EXERCISE PROMPT - Repeat the listing below verbatim, without its images.

Start of MATERIAL PROVIDED

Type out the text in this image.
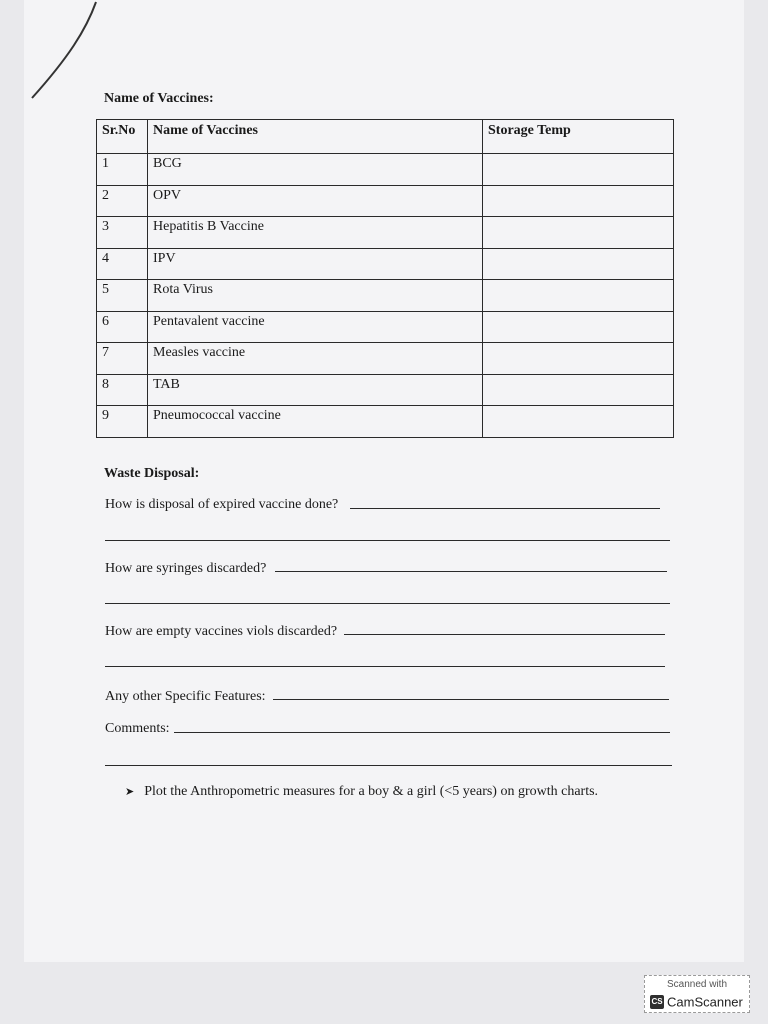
Name of Vaccines:
Sr.No	Name of Vaccines	Storage Temp
1	BCG	
2	OPV	
3	Hepatitis B Vaccine	
4	IPV	
5	Rota Virus	
6	Pentavalent vaccine	
7	Measles vaccine	
8	TAB	
9	Pneumococcal vaccine	
Waste Disposal:
How is disposal of expired vaccine done?
How are syringes discarded?
How are empty vaccines viols discarded?
Any other Specific Features:
Comments:
➤ Plot the Anthropometric measures for a boy & a girl (<5 years) on growth charts.
Scanned with
CS CamScanner
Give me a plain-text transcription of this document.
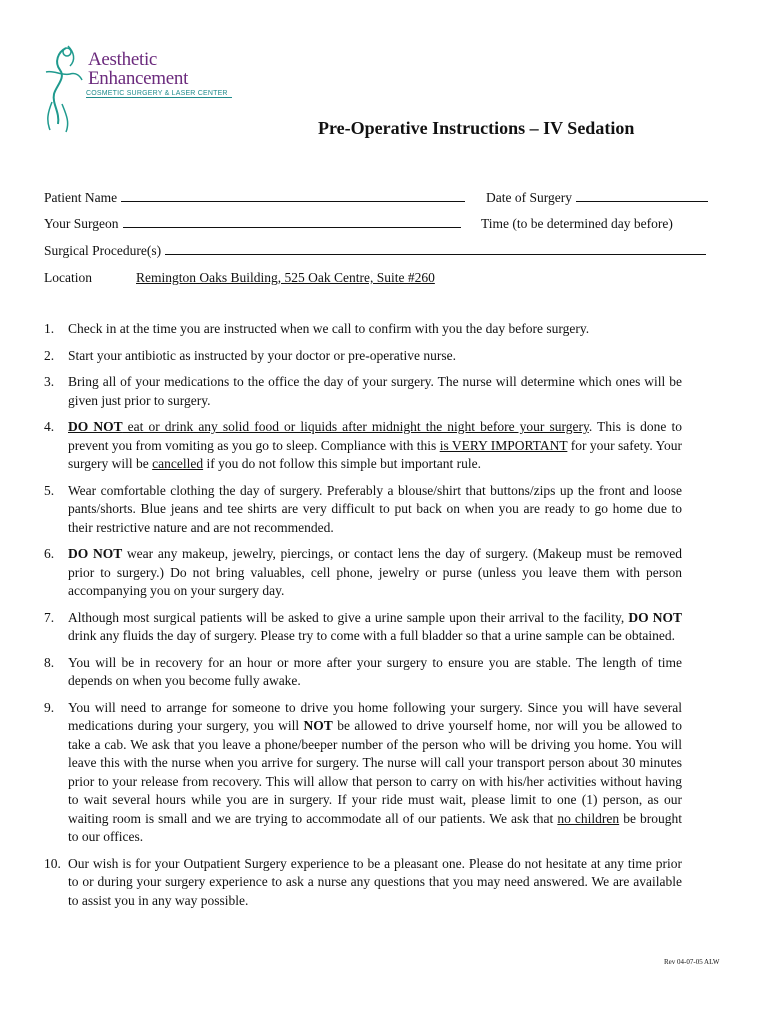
Aesthetic
Enhancement
COSMETIC SURGERY & LASER CENTER
Pre-Operative Instructions – IV Sedation
Patient Name	Date of Surgery
Your Surgeon	Time (to be determined day before)
Surgical Procedure(s)
Location	Remington Oaks Building, 525 Oak Centre, Suite #260
1. Check in at the time you are instructed when we call to confirm with you the day before surgery.
2. Start your antibiotic as instructed by your doctor or pre-operative nurse.
3. Bring all of your medications to the office the day of your surgery. The nurse will determine which ones will be given just prior to surgery.
4. DO NOT eat or drink any solid food or liquids after midnight the night before your surgery. This is done to prevent you from vomiting as you go to sleep. Compliance with this is VERY IMPORTANT for your safety. Your surgery will be cancelled if you do not follow this simple but important rule.
5. Wear comfortable clothing the day of surgery. Preferably a blouse/shirt that buttons/zips up the front and loose pants/shorts. Blue jeans and tee shirts are very difficult to put back on when you are ready to go home due to their restrictive nature and are not recommended.
6. DO NOT wear any makeup, jewelry, piercings, or contact lens the day of surgery. (Makeup must be removed prior to surgery.) Do not bring valuables, cell phone, jewelry or purse (unless you leave them with person accompanying you on your surgery day.
7. Although most surgical patients will be asked to give a urine sample upon their arrival to the facility, DO NOT drink any fluids the day of surgery. Please try to come with a full bladder so that a urine sample can be obtained.
8. You will be in recovery for an hour or more after your surgery to ensure you are stable. The length of time depends on when you become fully awake.
9. You will need to arrange for someone to drive you home following your surgery. Since you will have several medications during your surgery, you will NOT be allowed to drive yourself home, nor will you be allowed to take a cab. We ask that you leave a phone/beeper number of the person who will be driving you home. You will leave this with the nurse when you arrive for surgery. The nurse will call your transport person about 30 minutes prior to your release from recovery. This will allow that person to carry on with his/her activities without having to wait several hours while you are in surgery. If your ride must wait, please limit to one (1) person, as our waiting room is small and we are trying to accommodate all of our patients. We ask that no children be brought to our offices.
10. Our wish is for your Outpatient Surgery experience to be a pleasant one. Please do not hesitate at any time prior to or during your surgery experience to ask a nurse any questions that you may need answered. We are available to assist you in any way possible.
Rev 04-07-05 ALW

End of MATERIAL PROVIDED

EXERCISE OUTPUT -
Type out the text in this image.
Name of Vaccines:
Sr.No	Name of Vaccines	Storage Temp
1	BCG	
2	OPV	
3	Hepatitis B Vaccine	
4	IPV	
5	Rota Virus	
6	Pentavalent vaccine	
7	Measles vaccine	
8	TAB	
9	Pneumococcal vaccine	
Waste Disposal:
How is disposal of expired vaccine done?
How are syringes discarded?
How are empty vaccines viols discarded?
Any other Specific Features:
Comments:
➤ Plot the Anthropometric measures for a boy & a girl (<5 years) on growth charts.
Scanned with
CS CamScanner
Give me a plain-text transcription of this document.
Aesthetic
Enhancement
COSMETIC SURGERY & LASER CENTER
Pre-Operative Instructions – IV Sedation
Patient Name	Date of Surgery
Your Surgeon	Time (to be determined day before)
Surgical Procedure(s)
Location	Remington Oaks Building, 525 Oak Centre, Suite #260
1. Check in at the time you are instructed when we call to confirm with you the day before surgery.
2. Start your antibiotic as instructed by your doctor or pre-operative nurse.
3. Bring all of your medications to the office the day of your surgery. The nurse will determine which ones will be given just prior to surgery.
4. DO NOT eat or drink any solid food or liquids after midnight the night before your surgery. This is done to prevent you from vomiting as you go to sleep. Compliance with this is VERY IMPORTANT for your safety. Your surgery will be cancelled if you do not follow this simple but important rule.
5. Wear comfortable clothing the day of surgery. Preferably a blouse/shirt that buttons/zips up the front and loose pants/shorts. Blue jeans and tee shirts are very difficult to put back on when you are ready to go home due to their restrictive nature and are not recommended.
6. DO NOT wear any makeup, jewelry, piercings, or contact lens the day of surgery. (Makeup must be removed prior to surgery.) Do not bring valuables, cell phone, jewelry or purse (unless you leave them with person accompanying you on your surgery day.
7. Although most surgical patients will be asked to give a urine sample upon their arrival to the facility, DO NOT drink any fluids the day of surgery. Please try to come with a full bladder so that a urine sample can be obtained.
8. You will be in recovery for an hour or more after your surgery to ensure you are stable. The length of time depends on when you become fully awake.
9. You will need to arrange for someone to drive you home following your surgery. Since you will have several medications during your surgery, you will NOT be allowed to drive yourself home, nor will you be allowed to take a cab. We ask that you leave a phone/beeper number of the person who will be driving you home. You will leave this with the nurse when you arrive for surgery. The nurse will call your transport person about 30 minutes prior to your release from recovery. This will allow that person to carry on with his/her activities without having to wait several hours while you are in surgery. If your ride must wait, please limit to one (1) person, as our waiting room is small and we are trying to accommodate all of our patients. We ask that no children be brought to our offices.
10. Our wish is for your Outpatient Surgery experience to be a pleasant one. Please do not hesitate at any time prior to or during your surgery experience to ask a nurse any questions that you may need answered. We are available to assist you in any way possible.
Rev 04-07-05 ALW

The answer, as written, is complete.